**WHAT NEEDS TO BE DONE:**
Every record listed below should be copied exactly.

(Records from a data source)
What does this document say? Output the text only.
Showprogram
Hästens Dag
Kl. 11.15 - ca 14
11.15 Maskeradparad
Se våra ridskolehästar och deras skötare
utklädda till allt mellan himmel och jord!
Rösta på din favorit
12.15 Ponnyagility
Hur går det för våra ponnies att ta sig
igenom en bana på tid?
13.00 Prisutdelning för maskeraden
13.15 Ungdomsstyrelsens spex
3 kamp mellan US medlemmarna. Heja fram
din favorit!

**WRITTEN ANSWER:**
What does this document say? Output the text only.
Showprogram
Hästens Dag
Kl. 11.15 - ca 14
11.15 Maskeradparad
Se våra ridskolehästar och deras skötare
utklädda till allt mellan himmel och jord!
Rösta på din favorit
12.15 Ponnyagility
Hur går det för våra ponnies att ta sig
igenom en bana på tid?
13.00 Prisutdelning för maskeraden
13.15 Ungdomsstyrelsens spex
3 kamp mellan US medlemmarna. Heja fram
din favorit!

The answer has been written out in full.